WHAT TO PRODUCE: Please convert the items between the lines holding "ev-square [577,444,582,450]" and "ev-square [662,437,667,442]", inclusive, into a JSON list of strings with one string per line and blank lines left out. Include only those lines.

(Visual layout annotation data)
================================

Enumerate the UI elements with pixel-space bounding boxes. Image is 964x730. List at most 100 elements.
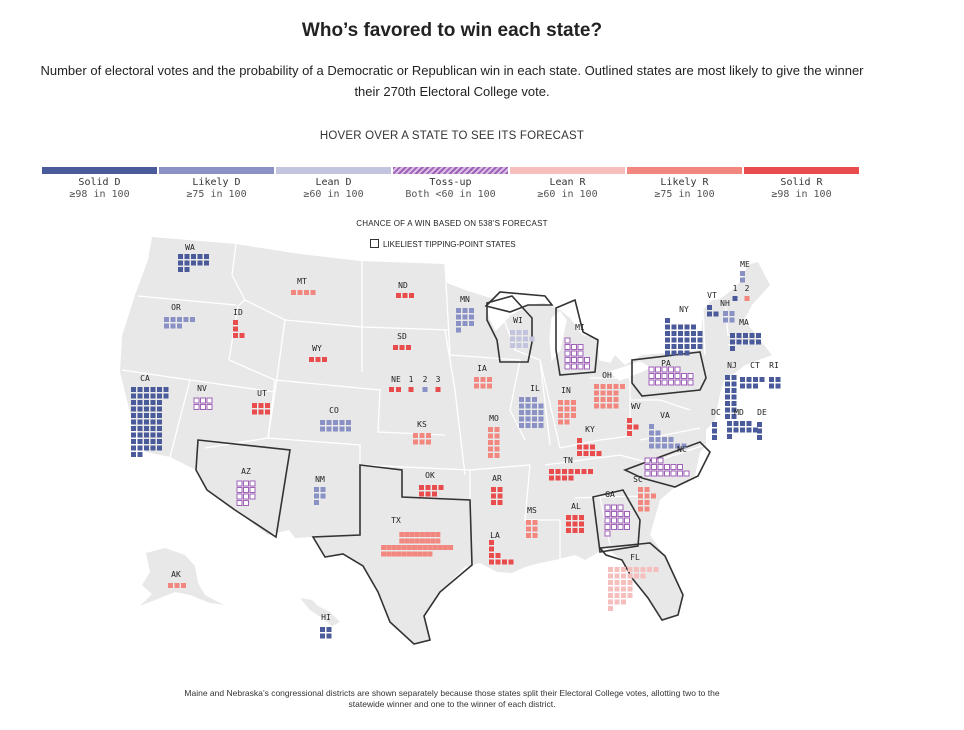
ev-square [577,444,582,450]
ev-square [150,439,156,444]
ev-square [137,400,143,405]
ev-square [697,331,703,336]
ev-square [555,475,561,481]
ev-square [131,393,136,399]
state-label: SC [633,475,643,484]
ev-square [206,404,213,410]
ev-square [525,410,531,415]
state-ca [131,387,169,457]
state-ok [419,485,444,497]
ev-square [164,323,169,329]
ev-square [604,530,611,537]
state-label: AR [492,474,502,483]
ev-square [538,423,544,428]
ev-square [730,346,735,351]
state-label: CT [750,361,760,370]
state-label: NC [677,445,687,454]
legend-label: Solid D [78,177,121,188]
ev-square [526,520,531,525]
tipping-outline-pa [631,351,707,397]
state-oh [594,384,625,409]
ev-square [430,532,436,537]
ev-square [425,485,431,490]
ev-square [409,538,415,544]
ev-square [170,317,176,322]
ev-square [339,426,345,432]
ev-square [469,321,474,326]
ev-square [624,524,630,530]
ev-square [633,424,639,430]
ev-square [756,333,761,338]
ev-square [608,573,613,579]
ev-square [419,439,425,445]
ev-square [733,421,739,426]
ev-square [731,388,737,393]
ev-square [725,401,730,406]
ev-square [249,480,256,487]
ev-square [137,452,143,457]
state-label: SD [397,332,407,341]
ev-square [746,377,752,382]
ev-square [611,504,617,511]
ev-square [665,318,670,323]
ev-square [725,388,730,393]
ev-square [731,375,737,380]
ev-square [655,430,661,436]
ev-square [662,437,667,442]
ev-square [417,545,423,550]
ev-square [564,363,571,370]
ev-square [608,593,613,598]
ev-square [620,384,625,389]
state-wv [627,418,639,436]
ev-square [243,500,249,506]
ev-square [649,443,654,449]
ev-square [564,419,570,425]
legend-label: Lean D [315,177,352,188]
ev-square [137,439,143,444]
ev-square [131,445,136,451]
ev-square [532,526,538,532]
state-label: MI [575,323,585,332]
ev-square [480,383,486,389]
ev-square [516,330,522,335]
ev-square [549,469,554,474]
ev-square [333,426,338,432]
ev-square [668,366,674,373]
ev-square [339,420,345,425]
state-labels: WA OR CA NV ID MT WY UT AZ CO NM ND SD KS OK TX MN IA MO AR… [140,243,779,622]
ev-square [670,470,677,477]
ev-square [644,500,650,505]
tipping-point-label: LIKELIEST TIPPING-POINT STATES [383,240,516,249]
state-ms [526,520,538,538]
ev-square [131,432,136,438]
ev-square [462,308,468,313]
ev-square [409,293,414,298]
ev-square [671,344,677,349]
ev-square [657,470,664,477]
state-label: IL [530,384,540,393]
legend-swatch [276,167,391,174]
ev-square [634,567,639,572]
state-label: ID [233,308,243,317]
ev-square [740,271,745,276]
ev-square [297,290,303,295]
ev-square [727,421,732,426]
ev-square [157,413,162,418]
ev-square [665,350,670,356]
ev-square [425,538,431,544]
ev-square [677,470,683,477]
ev-square [712,422,717,427]
ev-square [427,545,433,550]
state-label: TX [391,516,401,525]
ev-square [727,434,732,439]
state-sc [638,487,656,512]
state-label: MN [460,295,470,304]
ev-square [174,583,180,588]
ev-square [144,400,149,405]
ev-square [604,524,611,530]
legend-item-leanR: Lean R ≥60 in 100 [510,167,625,200]
ev-square [564,406,570,412]
state-pa [648,366,694,386]
ev-square [731,381,737,387]
ev-square [564,413,570,418]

================================

THE ANSWER:
[
  "ev-square [577,444,582,450]",
  "ev-square [150,439,156,444]",
  "ev-square [137,400,143,405]",
  "ev-square [697,331,703,336]",
  "ev-square [555,475,561,481]",
  "ev-square [131,393,136,399]",
  "state-label: SC [633,475,643,484]",
  "ev-square [206,404,213,410]",
  "ev-square [525,410,531,415]",
  "state-ca [131,387,169,457]",
  "state-ok [419,485,444,497]",
  "ev-square [164,323,169,329]",
  "ev-square [604,530,611,537]",
  "state-label: AR [492,474,502,483]",
  "ev-square [538,423,544,428]",
  "ev-square [730,346,735,351]",
  "state-label: CT [750,361,760,370]",
  "state-label: NC [677,445,687,454]",
  "legend-label: Solid D [78,177,121,188]",
  "ev-square [526,520,531,525]",
  "tipping-outline-pa [631,351,707,397]",
  "state-oh [594,384,625,409]",
  "ev-square [430,532,436,537]",
  "ev-square [425,485,431,490]",
  "ev-square [409,538,415,544]",
  "ev-square [170,317,176,322]",
  "ev-square [339,426,345,432]",
  "ev-square [469,321,474,326]",
  "ev-square [624,524,630,530]",
  "ev-square [633,424,639,430]",
  "ev-square [756,333,761,338]",
  "ev-square [608,573,613,579]",
  "ev-square [419,439,425,445]",
  "ev-square [733,421,739,426]",
  "ev-square [731,388,737,393]",
  "ev-square [725,401,730,406]",
  "ev-square [249,480,256,487]",
  "ev-square [137,452,143,457]",
  "state-label: SD [397,332,407,341]",
  "ev-square [746,377,752,382]",
  "ev-square [611,504,617,511]",
  "ev-square [665,318,670,323]",
  "ev-square [725,388,730,393]",
  "ev-square [731,375,737,380]",
  "ev-square [655,430,661,436]",
  "ev-square [662,437,667,442]"
]